* What this task involves
Present the data once more in exactly its original form.

* Exercise material
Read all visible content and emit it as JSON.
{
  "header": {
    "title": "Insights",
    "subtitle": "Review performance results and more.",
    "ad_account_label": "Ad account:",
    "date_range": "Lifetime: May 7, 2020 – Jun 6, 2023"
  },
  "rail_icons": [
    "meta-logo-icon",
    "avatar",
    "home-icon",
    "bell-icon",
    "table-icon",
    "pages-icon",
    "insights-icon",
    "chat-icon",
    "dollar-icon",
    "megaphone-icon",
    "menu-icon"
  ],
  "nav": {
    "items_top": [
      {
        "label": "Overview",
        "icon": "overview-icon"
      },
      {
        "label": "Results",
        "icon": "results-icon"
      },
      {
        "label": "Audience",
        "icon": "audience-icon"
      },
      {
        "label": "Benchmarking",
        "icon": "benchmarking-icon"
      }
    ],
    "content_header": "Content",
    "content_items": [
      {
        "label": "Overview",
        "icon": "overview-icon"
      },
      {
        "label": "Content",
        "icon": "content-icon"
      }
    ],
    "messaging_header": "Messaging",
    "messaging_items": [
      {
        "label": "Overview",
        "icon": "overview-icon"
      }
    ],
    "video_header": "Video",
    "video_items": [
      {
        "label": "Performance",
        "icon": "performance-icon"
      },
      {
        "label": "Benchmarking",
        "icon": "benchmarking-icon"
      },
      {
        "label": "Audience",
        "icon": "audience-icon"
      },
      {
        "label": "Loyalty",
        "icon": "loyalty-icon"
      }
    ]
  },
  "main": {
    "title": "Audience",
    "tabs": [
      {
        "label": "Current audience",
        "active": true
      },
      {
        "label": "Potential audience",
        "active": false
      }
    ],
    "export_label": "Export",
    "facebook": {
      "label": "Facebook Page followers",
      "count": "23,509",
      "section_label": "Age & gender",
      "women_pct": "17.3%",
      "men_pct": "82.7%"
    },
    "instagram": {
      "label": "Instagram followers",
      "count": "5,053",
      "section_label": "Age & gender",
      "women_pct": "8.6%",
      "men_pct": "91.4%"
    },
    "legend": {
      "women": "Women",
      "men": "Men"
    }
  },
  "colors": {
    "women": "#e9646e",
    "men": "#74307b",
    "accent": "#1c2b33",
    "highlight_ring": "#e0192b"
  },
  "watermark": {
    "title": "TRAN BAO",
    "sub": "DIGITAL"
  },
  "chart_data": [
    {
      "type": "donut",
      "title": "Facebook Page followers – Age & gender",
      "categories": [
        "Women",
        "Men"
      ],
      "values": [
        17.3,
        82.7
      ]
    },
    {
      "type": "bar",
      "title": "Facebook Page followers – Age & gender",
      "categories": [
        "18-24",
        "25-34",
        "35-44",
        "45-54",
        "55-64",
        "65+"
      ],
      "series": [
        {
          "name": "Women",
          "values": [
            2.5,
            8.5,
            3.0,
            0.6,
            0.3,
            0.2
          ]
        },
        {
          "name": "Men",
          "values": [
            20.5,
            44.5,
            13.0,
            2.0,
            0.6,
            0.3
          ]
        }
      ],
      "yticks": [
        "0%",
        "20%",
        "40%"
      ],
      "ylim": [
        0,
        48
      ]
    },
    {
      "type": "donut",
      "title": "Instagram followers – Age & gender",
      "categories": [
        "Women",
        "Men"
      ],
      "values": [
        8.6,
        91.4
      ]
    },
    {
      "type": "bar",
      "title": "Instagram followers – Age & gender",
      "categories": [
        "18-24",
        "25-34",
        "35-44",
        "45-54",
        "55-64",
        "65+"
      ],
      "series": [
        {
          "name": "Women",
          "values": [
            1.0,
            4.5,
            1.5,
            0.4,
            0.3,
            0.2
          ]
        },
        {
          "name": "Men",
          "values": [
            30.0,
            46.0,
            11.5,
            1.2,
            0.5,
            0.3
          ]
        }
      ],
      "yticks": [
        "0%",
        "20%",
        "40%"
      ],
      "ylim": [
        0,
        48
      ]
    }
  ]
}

* Full output
Read all visible content and emit it as JSON.
{
  "header": {
    "title": "Insights",
    "subtitle": "Review performance results and more.",
    "ad_account_label": "Ad account:",
    "date_range": "Lifetime: May 7, 2020 – Jun 6, 2023"
  },
  "rail_icons": [
    "meta-logo-icon",
    "avatar",
    "home-icon",
    "bell-icon",
    "table-icon",
    "pages-icon",
    "insights-icon",
    "chat-icon",
    "dollar-icon",
    "megaphone-icon",
    "menu-icon"
  ],
  "nav": {
    "items_top": [
      {
        "label": "Overview",
        "icon": "overview-icon"
      },
      {
        "label": "Results",
        "icon": "results-icon"
      },
      {
        "label": "Audience",
        "icon": "audience-icon"
      },
      {
        "label": "Benchmarking",
        "icon": "benchmarking-icon"
      }
    ],
    "content_header": "Content",
    "content_items": [
      {
        "label": "Overview",
        "icon": "overview-icon"
      },
      {
        "label": "Content",
        "icon": "content-icon"
      }
    ],
    "messaging_header": "Messaging",
    "messaging_items": [
      {
        "label": "Overview",
        "icon": "overview-icon"
      }
    ],
    "video_header": "Video",
    "video_items": [
      {
        "label": "Performance",
        "icon": "performance-icon"
      },
      {
        "label": "Benchmarking",
        "icon": "benchmarking-icon"
      },
      {
        "label": "Audience",
        "icon": "audience-icon"
      },
      {
        "label": "Loyalty",
        "icon": "loyalty-icon"
      }
    ]
  },
  "main": {
    "title": "Audience",
    "tabs": [
      {
        "label": "Current audience",
        "active": true
      },
      {
        "label": "Potential audience",
        "active": false
      }
    ],
    "export_label": "Export",
    "facebook": {
      "label": "Facebook Page followers",
      "count": "23,509",
      "section_label": "Age & gender",
      "women_pct": "17.3%",
      "men_pct": "82.7%"
    },
    "instagram": {
      "label": "Instagram followers",
      "count": "5,053",
      "section_label": "Age & gender",
      "women_pct": "8.6%",
      "men_pct": "91.4%"
    },
    "legend": {
      "women": "Women",
      "men": "Men"
    }
  },
  "colors": {
    "women": "#e9646e",
    "men": "#74307b",
    "accent": "#1c2b33",
    "highlight_ring": "#e0192b"
  },
  "watermark": {
    "title": "TRAN BAO",
    "sub": "DIGITAL"
  },
  "chart_data": [
    {
      "type": "donut",
      "title": "Facebook Page followers – Age & gender",
      "categories": [
        "Women",
        "Men"
      ],
      "values": [
        17.3,
        82.7
      ]
    },
    {
      "type": "bar",
      "title": "Facebook Page followers – Age & gender",
      "categories": [
        "18-24",
        "25-34",
        "35-44",
        "45-54",
        "55-64",
        "65+"
      ],
      "series": [
        {
          "name": "Women",
          "values": [
            2.5,
            8.5,
            3.0,
            0.6,
            0.3,
            0.2
          ]
        },
        {
          "name": "Men",
          "values": [
            20.5,
            44.5,
            13.0,
            2.0,
            0.6,
            0.3
          ]
        }
      ],
      "yticks": [
        "0%",
        "20%",
        "40%"
      ],
      "ylim": [
        0,
        48
      ]
    },
    {
      "type": "donut",
      "title": "Instagram followers – Age & gender",
      "categories": [
        "Women",
        "Men"
      ],
      "values": [
        8.6,
        91.4
      ]
    },
    {
      "type": "bar",
      "title": "Instagram followers – Age & gender",
      "categories": [
        "18-24",
        "25-34",
        "35-44",
        "45-54",
        "55-64",
        "65+"
      ],
      "series": [
        {
          "name": "Women",
          "values": [
            1.0,
            4.5,
            1.5,
            0.4,
            0.3,
            0.2
          ]
        },
        {
          "name": "Men",
          "values": [
            30.0,
            46.0,
            11.5,
            1.2,
            0.5,
            0.3
          ]
        }
      ],
      "yticks": [
        "0%",
        "20%",
        "40%"
      ],
      "ylim": [
        0,
        48
      ]
    }
  ]
}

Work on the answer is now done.